:: Description of the task ::
Reproduce the full listing below unchanged, apart from the pictures.

Dataset items:
★ ★ ★ ★ ★
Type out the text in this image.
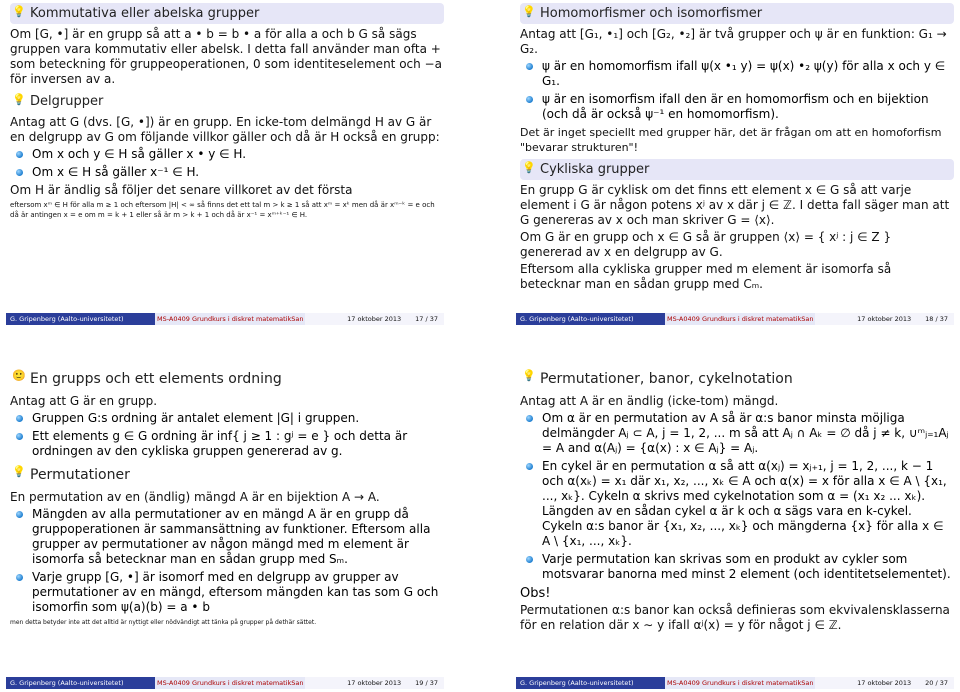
💡 Kommutativa eller abelska grupper
Om [G, •] är en grupp så att a • b = b • a för alla a och b G så sägs gruppen vara kommutativ eller abelsk. I detta fall använder man ofta + som beteckning för gruppeoperationen, 0 som identiteselement och −a för inversen av a.
💡 Delgrupper
Antag att G (dvs. [G, •]) är en grupp. En icke-tom delmängd H av G är en delgrupp av G om följande villkor gäller och då är H också en grupp:
Om x och y ∈ H så gäller x • y ∈ H.
Om x ∈ H så gäller x⁻¹ ∈ H.
Om H är ändlig så följer det senare villkoret av det första
eftersom xᵐ ∈ H för alla m ≥ 1 och eftersom |H| < ∞ så finns det ett tal m > k ≥ 1 så att xᵐ = xᵏ men då är xᵐ⁻ᵏ = e och då är antingen x = e om m = k + 1 eller så är m > k + 1 och då är x⁻¹ = xᵐ⁺ᵏ⁻¹ ∈ H.
G. Gripenberg (Aalto-universitetet)	MS-A0409 Grundkurs i diskret matematikSan	17 oktober 2013 17 / 37
💡 Homomorfismer och isomorfismer
Antag att [G₁, •₁] och [G₂, •₂] är två grupper och ψ är en funktion: G₁ → G₂.
ψ är en homomorfism ifall ψ(x •₁ y) = ψ(x) •₂ ψ(y) för alla x och y ∈ G₁.
ψ är en isomorfism ifall den är en homomorfism och en bijektion (och då är också ψ⁻¹ en homomorfism).
Det är inget speciellt med grupper här, det är frågan om att en homoforfism "bevarar strukturen"!
💡 Cykliska grupper
En grupp G är cyklisk om det finns ett element x ∈ G så att varje element i G är någon potens xʲ av x där j ∈ ℤ. I detta fall säger man att G genereras av x och man skriver G = ⟨x⟩.
Om G är en grupp och x ∈ G så är gruppen ⟨x⟩ = { xʲ : j ∈ Z } genererad av x en delgrupp av G.
Eftersom alla cykliska grupper med m element är isomorfa så betecknar man en sådan grupp med Cₘ.
G. Gripenberg (Aalto-universitetet)	MS-A0409 Grundkurs i diskret matematikSan	17 oktober 2013 18 / 37
🙂 En grupps och ett elements ordning
Antag att G är en grupp.
Gruppen G:s ordning är antalet element |G| i gruppen.
Ett elements g ∈ G ordning är inf{ j ≥ 1 : gʲ = e } och detta är ordningen av den cykliska gruppen genererad av g.
💡 Permutationer
En permutation av en (ändlig) mängd A är en bijektion A → A.
Mängden av alla permutationer av en mängd A är en grupp då gruppoperationen är sammansättning av funktioner. Eftersom alla grupper av permutationer av någon mängd med m element är isomorfa så betecknar man en sådan grupp med Sₘ.
Varje grupp [G, •] är isomorf med en delgrupp av grupper av permutationer av en mängd, eftersom mängden kan tas som G och isomorfin som ψ(a)(b) = a • b
men detta betyder inte att det alltid är nyttigt eller nödvändigt att tänka på grupper på dethär sättet.
G. Gripenberg (Aalto-universitetet)	MS-A0409 Grundkurs i diskret matematikSan	17 oktober 2013 19 / 37
💡 Permutationer, banor, cykelnotation
Antag att A är en ändlig (icke-tom) mängd.
Om α är en permutation av A så är α:s banor minsta möjliga delmängder Aⱼ ⊂ A, j = 1, 2, ... m så att Aⱼ ∩ Aₖ = ∅ då j ≠ k, ∪ᵐⱼ₌₁Aⱼ = A and α(Aⱼ) = {α(x) : x ∈ Aⱼ} = Aⱼ.
En cykel är en permutation α så att α(xⱼ) = xⱼ₊₁, j = 1, 2, ..., k − 1 och α(xₖ) = x₁ där x₁, x₂, ..., xₖ ∈ A och α(x) = x för alla x ∈ A \ {x₁, ..., xₖ}. Cykeln α skrivs med cykelnotation som α = (x₁ x₂ ... xₖ). Längden av en sådan cykel α är k och α sägs vara en k-cykel. Cykeln α:s banor är {x₁, x₂, ..., xₖ} och mängderna {x} för alla x ∈ A \ {x₁, ..., xₖ}.
Varje permutation kan skrivas som en produkt av cykler som motsvarar banorna med minst 2 element (och identitetselementet).
Obs!
Permutationen α:s banor kan också definieras som ekvivalensklasserna för en relation där x ∼ y ifall αʲ(x) = y för något j ∈ ℤ.
G. Gripenberg (Aalto-universitetet)	MS-A0409 Grundkurs i diskret matematikSan	17 oktober 2013 20 / 37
★ ★ ★ ★ ★
:: Finished answer ::
Type out the text in this image.
💡 Kommutativa eller abelska grupper
Om [G, •] är en grupp så att a • b = b • a för alla a och b G så sägs gruppen vara kommutativ eller abelsk. I detta fall använder man ofta + som beteckning för gruppeoperationen, 0 som identiteselement och −a för inversen av a.
💡 Delgrupper
Antag att G (dvs. [G, •]) är en grupp. En icke-tom delmängd H av G är en delgrupp av G om följande villkor gäller och då är H också en grupp:
Om x och y ∈ H så gäller x • y ∈ H.
Om x ∈ H så gäller x⁻¹ ∈ H.
Om H är ändlig så följer det senare villkoret av det första
eftersom xᵐ ∈ H för alla m ≥ 1 och eftersom |H| < ∞ så finns det ett tal m > k ≥ 1 så att xᵐ = xᵏ men då är xᵐ⁻ᵏ = e och då är antingen x = e om m = k + 1 eller så är m > k + 1 och då är x⁻¹ = xᵐ⁺ᵏ⁻¹ ∈ H.
G. Gripenberg (Aalto-universitetet)	MS-A0409 Grundkurs i diskret matematikSan	17 oktober 2013 17 / 37
💡 Homomorfismer och isomorfismer
Antag att [G₁, •₁] och [G₂, •₂] är två grupper och ψ är en funktion: G₁ → G₂.
ψ är en homomorfism ifall ψ(x •₁ y) = ψ(x) •₂ ψ(y) för alla x och y ∈ G₁.
ψ är en isomorfism ifall den är en homomorfism och en bijektion (och då är också ψ⁻¹ en homomorfism).
Det är inget speciellt med grupper här, det är frågan om att en homoforfism "bevarar strukturen"!
💡 Cykliska grupper
En grupp G är cyklisk om det finns ett element x ∈ G så att varje element i G är någon potens xʲ av x där j ∈ ℤ. I detta fall säger man att G genereras av x och man skriver G = ⟨x⟩.
Om G är en grupp och x ∈ G så är gruppen ⟨x⟩ = { xʲ : j ∈ Z } genererad av x en delgrupp av G.
Eftersom alla cykliska grupper med m element är isomorfa så betecknar man en sådan grupp med Cₘ.
G. Gripenberg (Aalto-universitetet)	MS-A0409 Grundkurs i diskret matematikSan	17 oktober 2013 18 / 37
🙂 En grupps och ett elements ordning
Antag att G är en grupp.
Gruppen G:s ordning är antalet element |G| i gruppen.
Ett elements g ∈ G ordning är inf{ j ≥ 1 : gʲ = e } och detta är ordningen av den cykliska gruppen genererad av g.
💡 Permutationer
En permutation av en (ändlig) mängd A är en bijektion A → A.
Mängden av alla permutationer av en mängd A är en grupp då gruppoperationen är sammansättning av funktioner. Eftersom alla grupper av permutationer av någon mängd med m element är isomorfa så betecknar man en sådan grupp med Sₘ.
Varje grupp [G, •] är isomorf med en delgrupp av grupper av permutationer av en mängd, eftersom mängden kan tas som G och isomorfin som ψ(a)(b) = a • b
men detta betyder inte att det alltid är nyttigt eller nödvändigt att tänka på grupper på dethär sättet.
G. Gripenberg (Aalto-universitetet)	MS-A0409 Grundkurs i diskret matematikSan	17 oktober 2013 19 / 37
💡 Permutationer, banor, cykelnotation
Antag att A är en ändlig (icke-tom) mängd.
Om α är en permutation av A så är α:s banor minsta möjliga delmängder Aⱼ ⊂ A, j = 1, 2, ... m så att Aⱼ ∩ Aₖ = ∅ då j ≠ k, ∪ᵐⱼ₌₁Aⱼ = A and α(Aⱼ) = {α(x) : x ∈ Aⱼ} = Aⱼ.
En cykel är en permutation α så att α(xⱼ) = xⱼ₊₁, j = 1, 2, ..., k − 1 och α(xₖ) = x₁ där x₁, x₂, ..., xₖ ∈ A och α(x) = x för alla x ∈ A \ {x₁, ..., xₖ}. Cykeln α skrivs med cykelnotation som α = (x₁ x₂ ... xₖ). Längden av en sådan cykel α är k och α sägs vara en k-cykel. Cykeln α:s banor är {x₁, x₂, ..., xₖ} och mängderna {x} för alla x ∈ A \ {x₁, ..., xₖ}.
Varje permutation kan skrivas som en produkt av cykler som motsvarar banorna med minst 2 element (och identitetselementet).
Obs!
Permutationen α:s banor kan också definieras som ekvivalensklasserna för en relation där x ∼ y ifall αʲ(x) = y för något j ∈ ℤ.
G. Gripenberg (Aalto-universitetet)	MS-A0409 Grundkurs i diskret matematikSan	17 oktober 2013 20 / 37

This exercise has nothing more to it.